# [Stated exercise]
All entries must be extracted exactly, with nothing added or dropped.

-- Start of Dataset --

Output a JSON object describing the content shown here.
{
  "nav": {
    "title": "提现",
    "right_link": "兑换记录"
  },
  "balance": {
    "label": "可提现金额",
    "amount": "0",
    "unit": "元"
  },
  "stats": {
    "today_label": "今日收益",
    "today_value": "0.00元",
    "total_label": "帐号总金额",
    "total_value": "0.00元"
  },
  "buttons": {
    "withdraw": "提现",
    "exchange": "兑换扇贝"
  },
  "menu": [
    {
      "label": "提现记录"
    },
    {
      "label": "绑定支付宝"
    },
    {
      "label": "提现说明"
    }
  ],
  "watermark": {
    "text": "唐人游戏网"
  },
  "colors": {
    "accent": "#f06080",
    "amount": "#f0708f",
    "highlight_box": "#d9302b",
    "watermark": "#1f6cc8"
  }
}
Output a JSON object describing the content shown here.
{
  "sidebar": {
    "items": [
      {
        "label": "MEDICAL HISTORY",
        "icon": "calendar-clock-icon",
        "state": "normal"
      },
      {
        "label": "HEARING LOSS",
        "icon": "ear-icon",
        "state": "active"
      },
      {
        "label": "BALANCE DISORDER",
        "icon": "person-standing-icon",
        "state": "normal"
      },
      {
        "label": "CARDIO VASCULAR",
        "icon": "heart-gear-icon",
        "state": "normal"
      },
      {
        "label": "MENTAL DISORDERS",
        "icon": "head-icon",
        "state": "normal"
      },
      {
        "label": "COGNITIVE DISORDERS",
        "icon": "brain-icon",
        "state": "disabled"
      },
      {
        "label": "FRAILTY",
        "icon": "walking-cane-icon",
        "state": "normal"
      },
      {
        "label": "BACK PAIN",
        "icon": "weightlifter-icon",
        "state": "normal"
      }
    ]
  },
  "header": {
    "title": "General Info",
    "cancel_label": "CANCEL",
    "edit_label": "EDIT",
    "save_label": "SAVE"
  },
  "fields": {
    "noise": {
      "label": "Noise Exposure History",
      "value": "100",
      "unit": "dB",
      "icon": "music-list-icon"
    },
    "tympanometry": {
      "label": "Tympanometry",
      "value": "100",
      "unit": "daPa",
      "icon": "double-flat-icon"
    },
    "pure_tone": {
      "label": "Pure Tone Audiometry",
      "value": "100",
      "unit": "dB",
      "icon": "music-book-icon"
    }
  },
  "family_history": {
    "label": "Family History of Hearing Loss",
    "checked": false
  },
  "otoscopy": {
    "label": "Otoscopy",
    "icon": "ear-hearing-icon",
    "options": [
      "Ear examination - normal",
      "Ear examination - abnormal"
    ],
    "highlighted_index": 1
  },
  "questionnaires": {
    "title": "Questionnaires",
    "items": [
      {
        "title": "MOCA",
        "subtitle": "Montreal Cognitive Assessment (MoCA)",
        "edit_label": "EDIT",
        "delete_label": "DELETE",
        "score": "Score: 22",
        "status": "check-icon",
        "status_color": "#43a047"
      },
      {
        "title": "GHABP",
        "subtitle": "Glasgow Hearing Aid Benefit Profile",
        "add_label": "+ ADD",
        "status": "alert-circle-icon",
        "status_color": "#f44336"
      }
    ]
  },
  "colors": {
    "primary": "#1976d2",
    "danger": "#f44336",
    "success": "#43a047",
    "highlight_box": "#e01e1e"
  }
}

-- End of Dataset --

# [Response for this exercise]
Output a JSON object describing the content shown here.
{
  "nav": {
    "title": "提现",
    "right_link": "兑换记录"
  },
  "balance": {
    "label": "可提现金额",
    "amount": "0",
    "unit": "元"
  },
  "stats": {
    "today_label": "今日收益",
    "today_value": "0.00元",
    "total_label": "帐号总金额",
    "total_value": "0.00元"
  },
  "buttons": {
    "withdraw": "提现",
    "exchange": "兑换扇贝"
  },
  "menu": [
    {
      "label": "提现记录"
    },
    {
      "label": "绑定支付宝"
    },
    {
      "label": "提现说明"
    }
  ],
  "watermark": {
    "text": "唐人游戏网"
  },
  "colors": {
    "accent": "#f06080",
    "amount": "#f0708f",
    "highlight_box": "#d9302b",
    "watermark": "#1f6cc8"
  }
}
Output a JSON object describing the content shown here.
{
  "sidebar": {
    "items": [
      {
        "label": "MEDICAL HISTORY",
        "icon": "calendar-clock-icon",
        "state": "normal"
      },
      {
        "label": "HEARING LOSS",
        "icon": "ear-icon",
        "state": "active"
      },
      {
        "label": "BALANCE DISORDER",
        "icon": "person-standing-icon",
        "state": "normal"
      },
      {
        "label": "CARDIO VASCULAR",
        "icon": "heart-gear-icon",
        "state": "normal"
      },
      {
        "label": "MENTAL DISORDERS",
        "icon": "head-icon",
        "state": "normal"
      },
      {
        "label": "COGNITIVE DISORDERS",
        "icon": "brain-icon",
        "state": "disabled"
      },
      {
        "label": "FRAILTY",
        "icon": "walking-cane-icon",
        "state": "normal"
      },
      {
        "label": "BACK PAIN",
        "icon": "weightlifter-icon",
        "state": "normal"
      }
    ]
  },
  "header": {
    "title": "General Info",
    "cancel_label": "CANCEL",
    "edit_label": "EDIT",
    "save_label": "SAVE"
  },
  "fields": {
    "noise": {
      "label": "Noise Exposure History",
      "value": "100",
      "unit": "dB",
      "icon": "music-list-icon"
    },
    "tympanometry": {
      "label": "Tympanometry",
      "value": "100",
      "unit": "daPa",
      "icon": "double-flat-icon"
    },
    "pure_tone": {
      "label": "Pure Tone Audiometry",
      "value": "100",
      "unit": "dB",
      "icon": "music-book-icon"
    }
  },
  "family_history": {
    "label": "Family History of Hearing Loss",
    "checked": false
  },
  "otoscopy": {
    "label": "Otoscopy",
    "icon": "ear-hearing-icon",
    "options": [
      "Ear examination - normal",
      "Ear examination - abnormal"
    ],
    "highlighted_index": 1
  },
  "questionnaires": {
    "title": "Questionnaires",
    "items": [
      {
        "title": "MOCA",
        "subtitle": "Montreal Cognitive Assessment (MoCA)",
        "edit_label": "EDIT",
        "delete_label": "DELETE",
        "score": "Score: 22",
        "status": "check-icon",
        "status_color": "#43a047"
      },
      {
        "title": "GHABP",
        "subtitle": "Glasgow Hearing Aid Benefit Profile",
        "add_label": "+ ADD",
        "status": "alert-circle-icon",
        "status_color": "#f44336"
      }
    ]
  },
  "colors": {
    "primary": "#1976d2",
    "danger": "#f44336",
    "success": "#43a047",
    "highlight_box": "#e01e1e"
  }
}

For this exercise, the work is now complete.